● Short problem
Report every line in the listing that contains the string "отримувача".

● Record excerpts
►
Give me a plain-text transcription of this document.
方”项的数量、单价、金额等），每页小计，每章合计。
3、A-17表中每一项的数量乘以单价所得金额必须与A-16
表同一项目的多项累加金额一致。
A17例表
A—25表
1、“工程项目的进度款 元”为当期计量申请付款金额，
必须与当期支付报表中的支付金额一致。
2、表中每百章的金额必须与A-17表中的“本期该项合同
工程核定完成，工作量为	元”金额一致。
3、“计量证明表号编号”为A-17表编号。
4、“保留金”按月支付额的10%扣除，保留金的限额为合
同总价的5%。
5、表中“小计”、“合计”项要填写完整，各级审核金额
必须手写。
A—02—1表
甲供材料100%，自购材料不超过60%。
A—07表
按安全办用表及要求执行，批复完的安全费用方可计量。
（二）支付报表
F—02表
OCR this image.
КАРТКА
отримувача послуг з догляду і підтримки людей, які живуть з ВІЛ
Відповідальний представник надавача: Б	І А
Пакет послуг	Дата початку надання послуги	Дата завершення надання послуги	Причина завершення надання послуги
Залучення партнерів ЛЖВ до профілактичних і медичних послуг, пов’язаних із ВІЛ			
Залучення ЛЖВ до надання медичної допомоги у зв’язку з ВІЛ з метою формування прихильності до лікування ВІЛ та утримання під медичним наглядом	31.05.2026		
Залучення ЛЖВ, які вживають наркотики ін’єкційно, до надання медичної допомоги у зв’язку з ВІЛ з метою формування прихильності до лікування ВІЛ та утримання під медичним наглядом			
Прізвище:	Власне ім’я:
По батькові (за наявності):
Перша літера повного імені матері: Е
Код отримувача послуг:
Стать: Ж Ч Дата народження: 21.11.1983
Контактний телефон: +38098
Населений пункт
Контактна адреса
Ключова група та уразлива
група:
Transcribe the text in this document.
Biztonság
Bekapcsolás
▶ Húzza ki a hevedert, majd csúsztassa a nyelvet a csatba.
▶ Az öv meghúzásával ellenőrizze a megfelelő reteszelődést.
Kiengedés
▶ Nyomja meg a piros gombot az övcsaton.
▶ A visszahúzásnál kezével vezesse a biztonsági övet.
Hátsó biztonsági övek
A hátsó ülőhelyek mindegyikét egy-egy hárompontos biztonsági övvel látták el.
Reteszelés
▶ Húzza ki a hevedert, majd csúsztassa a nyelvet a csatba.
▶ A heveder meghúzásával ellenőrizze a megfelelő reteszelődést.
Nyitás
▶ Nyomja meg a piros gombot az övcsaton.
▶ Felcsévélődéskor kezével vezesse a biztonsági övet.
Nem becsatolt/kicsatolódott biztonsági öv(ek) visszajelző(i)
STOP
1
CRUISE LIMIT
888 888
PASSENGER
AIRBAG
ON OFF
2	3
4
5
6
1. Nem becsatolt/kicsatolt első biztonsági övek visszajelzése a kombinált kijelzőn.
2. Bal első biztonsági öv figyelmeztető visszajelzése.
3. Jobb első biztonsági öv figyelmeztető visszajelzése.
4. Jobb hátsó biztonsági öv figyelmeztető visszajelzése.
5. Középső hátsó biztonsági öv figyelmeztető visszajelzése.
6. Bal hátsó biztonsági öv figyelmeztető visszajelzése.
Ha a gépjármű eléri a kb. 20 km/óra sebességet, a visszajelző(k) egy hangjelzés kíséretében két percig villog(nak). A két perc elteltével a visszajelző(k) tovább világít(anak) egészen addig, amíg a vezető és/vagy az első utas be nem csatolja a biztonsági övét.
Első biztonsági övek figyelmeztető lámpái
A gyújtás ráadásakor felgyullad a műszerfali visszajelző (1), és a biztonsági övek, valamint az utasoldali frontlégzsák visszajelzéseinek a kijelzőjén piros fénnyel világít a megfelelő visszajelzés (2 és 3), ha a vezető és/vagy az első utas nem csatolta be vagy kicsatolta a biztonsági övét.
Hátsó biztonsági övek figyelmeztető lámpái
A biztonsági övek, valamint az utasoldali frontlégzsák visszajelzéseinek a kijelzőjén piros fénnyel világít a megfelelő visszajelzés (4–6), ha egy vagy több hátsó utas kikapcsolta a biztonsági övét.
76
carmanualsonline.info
◄
● Solution
отримувача послуг з догляду і підтримки людей, які живуть з ВІЛ
Код отримувача послуг:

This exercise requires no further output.